* _OBJECTIVE_
Exactly reproduce the entries, dropping any pictures from your copy.

* _DATA ENTRIES_
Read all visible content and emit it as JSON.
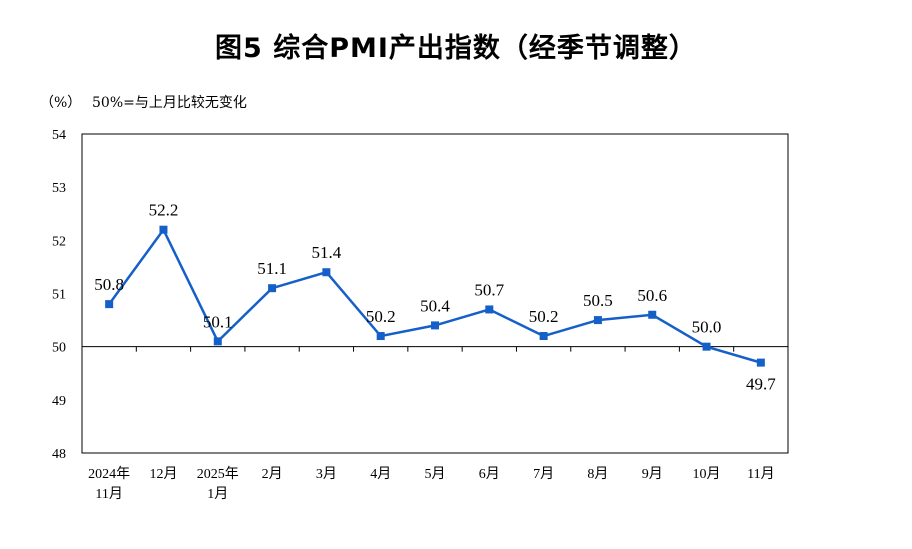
{
  "chart_data": {
    "type": "line",
    "title": "图5  综合PMI产出指数（经季节调整）",
    "unit_label": "（%）",
    "annotation": "50%=与上月比较无变化",
    "categories": [
      [
        "2024年",
        "11月"
      ],
      [
        "12月"
      ],
      [
        "2025年",
        "1月"
      ],
      [
        "2月"
      ],
      [
        "3月"
      ],
      [
        "4月"
      ],
      [
        "5月"
      ],
      [
        "6月"
      ],
      [
        "7月"
      ],
      [
        "8月"
      ],
      [
        "9月"
      ],
      [
        "10月"
      ],
      [
        "11月"
      ]
    ],
    "values": [
      50.8,
      52.2,
      50.1,
      51.1,
      51.4,
      50.2,
      50.4,
      50.7,
      50.2,
      50.5,
      50.6,
      50.0,
      49.7
    ],
    "data_labels": [
      "50.8",
      "52.2",
      "50.1",
      "51.1",
      "51.4",
      "50.2",
      "50.4",
      "50.7",
      "50.2",
      "50.5",
      "50.6",
      "50.0",
      "49.7"
    ],
    "ylim": [
      48,
      54
    ],
    "yticks": [
      "48",
      "49",
      "50",
      "51",
      "52",
      "53",
      "54"
    ],
    "baseline": 50,
    "grid": false,
    "line_color": "#1560c8"
  }
}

* _ANSWER TO THIS TASK_
Read all visible content and emit it as JSON.
{
  "chart_data": {
    "type": "line",
    "title": "图5  综合PMI产出指数（经季节调整）",
    "unit_label": "（%）",
    "annotation": "50%=与上月比较无变化",
    "categories": [
      [
        "2024年",
        "11月"
      ],
      [
        "12月"
      ],
      [
        "2025年",
        "1月"
      ],
      [
        "2月"
      ],
      [
        "3月"
      ],
      [
        "4月"
      ],
      [
        "5月"
      ],
      [
        "6月"
      ],
      [
        "7月"
      ],
      [
        "8月"
      ],
      [
        "9月"
      ],
      [
        "10月"
      ],
      [
        "11月"
      ]
    ],
    "values": [
      50.8,
      52.2,
      50.1,
      51.1,
      51.4,
      50.2,
      50.4,
      50.7,
      50.2,
      50.5,
      50.6,
      50.0,
      49.7
    ],
    "data_labels": [
      "50.8",
      "52.2",
      "50.1",
      "51.1",
      "51.4",
      "50.2",
      "50.4",
      "50.7",
      "50.2",
      "50.5",
      "50.6",
      "50.0",
      "49.7"
    ],
    "ylim": [
      48,
      54
    ],
    "yticks": [
      "48",
      "49",
      "50",
      "51",
      "52",
      "53",
      "54"
    ],
    "baseline": 50,
    "grid": false,
    "line_color": "#1560c8"
  }
}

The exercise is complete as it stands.